▶ _PROBLEMS TO WORK ON_:
1. Edit the Bigfoot post by copying everything from "Some of my all-time" down to "had hired them." and putting "fruit pickers" wherever "berry-pickers" appears.
2. In the Bigfoot post, what injury did Christine van Acker suffer in the Monroe incident?
3. Continue the Bigfoot post from its last sentence.

▶ _SOURCE DOCUMENT_:
March 14, 2009
The northern tier of states in the USA are beginning to experience sunshine, warmer days, and perhaps that’s spring in the air.
Can Bigfoot activity be far behind?
Some of my all-time favorite “Eastern Bigfoot” cases come from Michigan.
You remember them, don’t you? One of them – known with the tag phrase “Sister Lakes” – was from Cass County, Michigan. In May and June 1964, Sister Lakes, Michigan, was the location for many reports of an 8 to 9 feet tall Bigfoot, seen by Mr. & Mrs. John Utrup, Gordon Brown, Joyce Smith, Patsy & Gail Clayton, and several others, who were berry-pickers or those who had hired them.
The other significant series I investigated back then was the Monroe incidents. The August 13, 1965 story of Monroe, Michigan, involved Christine van Acker and her mother Mrs. Ruth Owens, having a close encounter with a black 7-feet tall Bigfoot. The Bigfoot reached inside their car, giving van Acker a black eye. (I vividly remember the newspapers across the country publishing van Acker’s bruised face and an artist’s drawing of the hairy, faceless Bigfoot.)

▶ _DATA FOR REVIEW_:
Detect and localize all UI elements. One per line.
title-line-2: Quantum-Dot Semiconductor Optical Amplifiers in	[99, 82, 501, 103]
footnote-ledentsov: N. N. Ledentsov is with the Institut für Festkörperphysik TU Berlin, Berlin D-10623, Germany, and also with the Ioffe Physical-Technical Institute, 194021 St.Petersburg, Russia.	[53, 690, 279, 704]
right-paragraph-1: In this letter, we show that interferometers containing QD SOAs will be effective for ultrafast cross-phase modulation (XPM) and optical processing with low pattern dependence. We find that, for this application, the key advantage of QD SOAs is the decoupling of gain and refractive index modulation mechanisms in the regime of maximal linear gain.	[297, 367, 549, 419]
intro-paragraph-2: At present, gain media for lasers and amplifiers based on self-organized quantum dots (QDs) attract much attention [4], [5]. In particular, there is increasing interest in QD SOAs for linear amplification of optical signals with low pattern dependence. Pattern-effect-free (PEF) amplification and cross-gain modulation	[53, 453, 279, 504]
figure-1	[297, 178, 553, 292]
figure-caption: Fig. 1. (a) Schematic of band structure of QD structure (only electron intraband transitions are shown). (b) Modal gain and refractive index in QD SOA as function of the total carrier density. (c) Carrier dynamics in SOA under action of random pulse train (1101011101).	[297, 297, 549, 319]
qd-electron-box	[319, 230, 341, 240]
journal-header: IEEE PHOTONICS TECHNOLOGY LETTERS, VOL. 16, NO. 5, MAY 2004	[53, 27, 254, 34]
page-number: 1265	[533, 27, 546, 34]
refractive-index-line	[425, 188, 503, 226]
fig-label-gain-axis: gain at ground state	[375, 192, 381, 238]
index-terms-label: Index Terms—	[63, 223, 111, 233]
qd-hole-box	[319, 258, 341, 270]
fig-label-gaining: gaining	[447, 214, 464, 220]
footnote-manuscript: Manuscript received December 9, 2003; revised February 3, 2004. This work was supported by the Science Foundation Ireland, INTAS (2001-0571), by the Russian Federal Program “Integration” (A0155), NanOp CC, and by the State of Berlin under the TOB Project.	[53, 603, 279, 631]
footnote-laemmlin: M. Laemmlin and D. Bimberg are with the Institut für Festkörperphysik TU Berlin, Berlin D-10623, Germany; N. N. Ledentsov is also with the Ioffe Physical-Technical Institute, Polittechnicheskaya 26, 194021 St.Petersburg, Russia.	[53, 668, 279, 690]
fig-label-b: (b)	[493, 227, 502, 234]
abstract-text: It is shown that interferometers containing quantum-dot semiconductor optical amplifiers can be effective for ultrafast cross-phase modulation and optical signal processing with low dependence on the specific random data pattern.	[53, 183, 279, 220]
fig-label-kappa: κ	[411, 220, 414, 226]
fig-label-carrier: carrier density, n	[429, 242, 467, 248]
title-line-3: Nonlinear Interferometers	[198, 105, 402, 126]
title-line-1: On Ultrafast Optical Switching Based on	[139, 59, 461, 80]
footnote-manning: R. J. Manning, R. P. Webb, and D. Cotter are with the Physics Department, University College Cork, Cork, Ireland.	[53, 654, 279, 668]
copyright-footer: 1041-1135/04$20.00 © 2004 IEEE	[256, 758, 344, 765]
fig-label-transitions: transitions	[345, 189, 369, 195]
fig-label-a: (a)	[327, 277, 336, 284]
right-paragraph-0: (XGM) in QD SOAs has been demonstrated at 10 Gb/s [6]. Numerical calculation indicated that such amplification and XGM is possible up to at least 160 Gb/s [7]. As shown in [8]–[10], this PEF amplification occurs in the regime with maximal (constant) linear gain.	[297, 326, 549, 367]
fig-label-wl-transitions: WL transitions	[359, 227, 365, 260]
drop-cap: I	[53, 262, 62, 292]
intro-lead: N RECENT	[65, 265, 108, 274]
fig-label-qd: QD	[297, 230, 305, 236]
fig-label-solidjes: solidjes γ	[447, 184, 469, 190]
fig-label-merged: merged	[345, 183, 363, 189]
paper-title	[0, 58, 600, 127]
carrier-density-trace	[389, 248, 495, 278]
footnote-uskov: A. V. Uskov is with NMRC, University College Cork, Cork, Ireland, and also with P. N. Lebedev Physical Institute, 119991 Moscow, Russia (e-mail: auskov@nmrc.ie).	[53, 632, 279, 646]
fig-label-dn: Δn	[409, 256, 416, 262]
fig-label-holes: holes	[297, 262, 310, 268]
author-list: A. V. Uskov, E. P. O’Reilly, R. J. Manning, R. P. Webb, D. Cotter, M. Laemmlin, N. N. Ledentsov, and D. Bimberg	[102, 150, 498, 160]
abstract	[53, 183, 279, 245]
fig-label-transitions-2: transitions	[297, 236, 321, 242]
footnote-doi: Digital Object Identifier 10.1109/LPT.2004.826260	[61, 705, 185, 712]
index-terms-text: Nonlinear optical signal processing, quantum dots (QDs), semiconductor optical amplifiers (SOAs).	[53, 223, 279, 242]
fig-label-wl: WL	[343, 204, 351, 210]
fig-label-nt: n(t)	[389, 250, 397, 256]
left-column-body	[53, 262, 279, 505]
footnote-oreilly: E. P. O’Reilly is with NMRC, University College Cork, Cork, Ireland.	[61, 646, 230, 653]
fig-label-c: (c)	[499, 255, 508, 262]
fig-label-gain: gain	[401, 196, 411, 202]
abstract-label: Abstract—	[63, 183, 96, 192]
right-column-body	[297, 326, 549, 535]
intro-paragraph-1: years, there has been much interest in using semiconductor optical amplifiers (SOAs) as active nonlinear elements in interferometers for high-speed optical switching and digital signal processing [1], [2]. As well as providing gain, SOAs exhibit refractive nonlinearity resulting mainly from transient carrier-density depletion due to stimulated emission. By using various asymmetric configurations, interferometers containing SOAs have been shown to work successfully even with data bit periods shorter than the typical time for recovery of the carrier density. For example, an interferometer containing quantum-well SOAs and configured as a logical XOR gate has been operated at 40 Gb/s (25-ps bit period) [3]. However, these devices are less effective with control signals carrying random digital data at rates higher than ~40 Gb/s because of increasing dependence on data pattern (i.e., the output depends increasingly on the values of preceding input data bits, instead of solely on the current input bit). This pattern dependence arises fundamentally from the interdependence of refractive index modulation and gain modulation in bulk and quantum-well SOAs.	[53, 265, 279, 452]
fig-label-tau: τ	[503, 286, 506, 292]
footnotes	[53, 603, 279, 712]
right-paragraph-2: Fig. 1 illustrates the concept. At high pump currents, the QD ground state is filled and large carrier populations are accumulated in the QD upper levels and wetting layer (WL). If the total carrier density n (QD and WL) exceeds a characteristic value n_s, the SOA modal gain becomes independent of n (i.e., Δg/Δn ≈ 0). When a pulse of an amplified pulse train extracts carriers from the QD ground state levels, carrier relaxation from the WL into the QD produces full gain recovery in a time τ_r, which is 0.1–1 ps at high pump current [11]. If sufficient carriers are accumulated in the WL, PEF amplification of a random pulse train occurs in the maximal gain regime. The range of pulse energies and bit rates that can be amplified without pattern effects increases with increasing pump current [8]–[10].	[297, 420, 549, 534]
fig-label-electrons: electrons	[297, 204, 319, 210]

▶ _EXERCISE ANSWERS_:
1.
Some of my all-time favorite “Eastern Bigfoot” cases come from Michigan.
You remember them, don’t you? One of them – known with the tag phrase “Sister Lakes” – was from Cass County, Michigan. In May and June 1964, Sister Lakes, Michigan, was the location for many reports of an 8 to 9 feet tall Bigfoot, seen by Mr. & Mrs. John Utrup, Gordon Brown, Joyce Smith, Patsy & Gail Clayton, and several others, who were fruit pickers or those who had hired them.

2. She got a black eye when the Bigfoot reached inside the car.

3.
In a 2006 discussion with Bigfoot researcher Roger Knights, he correctly pointed out to me that the event might not have been an “unprovoked assault” from the Bigfoot’s point of view, because the women’s car had “brushed past” the Bigfoot before coming to a stop.
The Sister Lakes and Monroe Monsters had the rather distinctive shaggy look often reported from these Midwestern accounts, such as with Cohomo (from Illinois) and Momo (from Missouri).
The media in Michigan appears to be fishing for new information, lately, doesn’t it? The same publication that in the past has been down this road before, have just printed a new story on this business:
That funky smell; that hairy, not-quite-human gait; that long, low call through the woods:
Bigfoot! In Michigan!
There’s a declaration that’ll have friends turning away and snickering into their hands.
Here in the Great Lakes State, as in most of the northland, if it hasn’t been shot and dragged by the foot back into town for all to see, it’s considered not quite real.
But sightings of Bigfoot persist to this day. Just last year, a hunter in Oscoda County got a whiff of something stinky, then came upon a sleeping Bigfoot. Jeez-o-Pete!
One was seen in Arenac County in 2003, another in Ogemaw in 2007 near Lupton.
The reports keep trickling in, stoking the legend of Bigfoot. For fear of ridicule, few people are willing to make those claims publicly.
Who’s to say, though, that there isn’t a 7- or 8-foot, apelike creature hiding out in our remote swamps?
A team of researchers tried to flush one out in the Upper Peninsula in recent years, to no avail. Kind of like those cable TV “reality” shows where they never manage to find a live specimen of the creature of the week.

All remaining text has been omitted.